> [Extract]:
──────
The ability to predict the behaviour of surfactants in polymer films can be tricky, however, and the tendencies of small molecules to migrate and segregate remains a fundamental scientific challenge. With this in mind, the group would like to shed some light on this phenomenon and they're doing so with the help of neutrons.

In order to build a more complete picture of surfactant segregation in PVA, the team focused on the behaviour of a particular anionic surfactant called sodium dodecyl sulfate or SDS. This model was chosen because anionic surfactants like SDS are commonly used in liquitab formulations on the market. The three techniques of ion beam analysis, atomic force microscopy and neutron reflectometry allowed the team to investigate the blooming of the model surfactant (SDS) and the influence of the plasticizer (glycerol) on surfactant distribution in PVA films.


Why Neutron Reflectometry?

The team wanted to use neutron reflectometry (NR) to quantify surface segregation of surfactants in PVA film. Neutron Science allowed them to address the influence of surfactants on the PVA/liquid interface for the first time. Compared to nuclear reaction analysis (NRA), NR allows scientists to study adsorbate properties with much higher precision and even eliminates the concern that freezing samples, as is the case with NRA, might alter the properties of the material under investigation. As liquitab formulations contain PVA adjacent to a concentrated surfactant solution, the unique property of NR which allows for the quantification of surface segregation of surfactants in PVA film was particularly valuable in these experiments.

NR combined with deuterium labelling revealed details about the interface between the segregated layers and the PVA film, providing some insight into compatibility and interactions.
──────
> [Instructions]:
1. Answer these questions about the passage on surfactant segregation in PVA films:
(a) Which surfactant did the team focus on?
(b) Which plasticizer's influence on surfactant distribution was investigated?
(c) Compared with nuclear reaction analysis, what concern does neutron reflectometry eliminate?
2. Rewrite the passage on surfactant segregation in PVA films from "In order to" up to and including "Why Neutron Reflectometry?", putting "propylene glycol" in place of "glycerol".
──────
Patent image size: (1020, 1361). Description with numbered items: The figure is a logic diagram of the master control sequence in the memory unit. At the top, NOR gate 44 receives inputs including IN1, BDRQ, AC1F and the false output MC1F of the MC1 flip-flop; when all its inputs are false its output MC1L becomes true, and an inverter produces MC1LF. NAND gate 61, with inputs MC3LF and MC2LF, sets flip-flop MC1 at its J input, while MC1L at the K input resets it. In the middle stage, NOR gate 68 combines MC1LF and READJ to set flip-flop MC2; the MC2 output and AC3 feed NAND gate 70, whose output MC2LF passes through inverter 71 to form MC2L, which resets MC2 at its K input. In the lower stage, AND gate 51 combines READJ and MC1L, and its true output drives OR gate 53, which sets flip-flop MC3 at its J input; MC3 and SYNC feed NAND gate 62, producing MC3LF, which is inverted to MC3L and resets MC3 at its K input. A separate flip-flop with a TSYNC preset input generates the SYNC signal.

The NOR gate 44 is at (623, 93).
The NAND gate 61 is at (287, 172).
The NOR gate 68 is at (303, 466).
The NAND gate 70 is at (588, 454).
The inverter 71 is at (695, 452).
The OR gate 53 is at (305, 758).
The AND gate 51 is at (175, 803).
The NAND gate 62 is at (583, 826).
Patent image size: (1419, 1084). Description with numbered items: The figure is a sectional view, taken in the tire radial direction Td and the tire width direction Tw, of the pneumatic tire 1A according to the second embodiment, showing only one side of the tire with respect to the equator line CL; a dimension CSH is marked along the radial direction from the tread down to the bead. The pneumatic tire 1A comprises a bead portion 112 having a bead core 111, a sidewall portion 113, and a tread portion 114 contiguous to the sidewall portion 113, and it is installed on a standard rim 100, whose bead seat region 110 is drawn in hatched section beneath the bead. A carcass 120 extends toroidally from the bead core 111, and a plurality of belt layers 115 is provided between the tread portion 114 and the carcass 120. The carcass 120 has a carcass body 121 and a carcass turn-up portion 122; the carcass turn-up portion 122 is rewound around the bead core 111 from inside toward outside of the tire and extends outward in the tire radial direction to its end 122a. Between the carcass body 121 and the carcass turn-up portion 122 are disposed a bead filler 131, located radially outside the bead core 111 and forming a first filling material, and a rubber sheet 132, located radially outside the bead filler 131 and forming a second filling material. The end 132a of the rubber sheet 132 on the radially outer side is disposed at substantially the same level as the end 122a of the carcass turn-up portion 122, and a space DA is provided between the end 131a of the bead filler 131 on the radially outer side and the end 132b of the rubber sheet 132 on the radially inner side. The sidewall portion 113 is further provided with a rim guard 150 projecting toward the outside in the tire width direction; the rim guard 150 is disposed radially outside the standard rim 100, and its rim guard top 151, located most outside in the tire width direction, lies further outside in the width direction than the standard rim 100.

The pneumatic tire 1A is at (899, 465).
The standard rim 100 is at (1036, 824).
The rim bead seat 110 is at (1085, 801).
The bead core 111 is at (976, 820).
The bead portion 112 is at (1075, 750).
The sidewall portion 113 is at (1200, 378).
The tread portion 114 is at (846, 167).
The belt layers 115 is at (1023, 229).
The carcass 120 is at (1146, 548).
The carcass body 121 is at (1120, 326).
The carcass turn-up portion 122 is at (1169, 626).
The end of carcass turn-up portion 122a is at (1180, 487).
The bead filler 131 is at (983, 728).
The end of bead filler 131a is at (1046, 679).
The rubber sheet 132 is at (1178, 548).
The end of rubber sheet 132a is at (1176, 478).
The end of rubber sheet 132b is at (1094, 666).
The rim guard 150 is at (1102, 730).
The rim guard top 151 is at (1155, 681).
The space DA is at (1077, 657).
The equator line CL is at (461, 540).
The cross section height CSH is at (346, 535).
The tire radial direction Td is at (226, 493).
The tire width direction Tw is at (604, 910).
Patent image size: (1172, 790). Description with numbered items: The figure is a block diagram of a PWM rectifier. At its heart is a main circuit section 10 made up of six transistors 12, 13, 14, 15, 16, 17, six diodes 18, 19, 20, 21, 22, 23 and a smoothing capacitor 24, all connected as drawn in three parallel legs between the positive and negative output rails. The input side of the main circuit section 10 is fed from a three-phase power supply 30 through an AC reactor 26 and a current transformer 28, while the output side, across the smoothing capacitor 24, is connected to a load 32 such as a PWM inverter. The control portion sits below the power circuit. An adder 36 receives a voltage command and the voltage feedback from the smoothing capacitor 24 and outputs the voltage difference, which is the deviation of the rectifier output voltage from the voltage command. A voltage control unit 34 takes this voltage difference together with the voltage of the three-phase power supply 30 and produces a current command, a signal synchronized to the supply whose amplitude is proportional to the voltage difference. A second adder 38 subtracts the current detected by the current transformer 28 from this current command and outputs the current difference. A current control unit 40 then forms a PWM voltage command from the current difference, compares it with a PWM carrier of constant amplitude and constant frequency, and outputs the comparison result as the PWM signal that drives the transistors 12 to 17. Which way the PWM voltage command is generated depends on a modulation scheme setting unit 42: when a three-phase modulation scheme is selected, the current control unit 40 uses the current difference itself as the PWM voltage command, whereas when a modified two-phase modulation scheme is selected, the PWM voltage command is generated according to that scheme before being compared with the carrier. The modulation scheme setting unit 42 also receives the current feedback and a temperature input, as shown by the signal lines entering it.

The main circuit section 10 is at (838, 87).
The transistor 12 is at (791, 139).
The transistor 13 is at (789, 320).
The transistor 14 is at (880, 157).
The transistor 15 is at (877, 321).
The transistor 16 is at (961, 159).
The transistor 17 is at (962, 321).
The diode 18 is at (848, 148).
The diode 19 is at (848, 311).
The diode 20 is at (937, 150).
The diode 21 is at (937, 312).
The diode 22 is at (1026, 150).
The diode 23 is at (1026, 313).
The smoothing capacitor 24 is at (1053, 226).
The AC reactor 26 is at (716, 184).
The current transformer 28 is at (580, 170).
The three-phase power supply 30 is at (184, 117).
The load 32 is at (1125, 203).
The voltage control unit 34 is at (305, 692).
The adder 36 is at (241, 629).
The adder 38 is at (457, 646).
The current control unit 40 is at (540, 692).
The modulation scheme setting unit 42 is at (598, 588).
──────
> [Exercise results]:
1.
(a) Sodium dodecyl sulfate (SDS), an anionic surfactant.
(b) Glycerol.
(c) The concern that freezing samples might alter the properties of the material under investigation.

2.
In order to build a more complete picture of surfactant segregation in PVA, the team focused on the behaviour of a particular anionic surfactant called sodium dodecyl sulfate or SDS. This model was chosen because anionic surfactants like SDS are commonly used in liquitab formulations on the market. The three techniques of ion beam analysis, atomic force microscopy and neutron reflectometry allowed the team to investigate the blooming of the model surfactant (SDS) and the influence of the plasticizer (propylene glycol) on surfactant distribution in PVA films.


Why Neutron Reflectometry?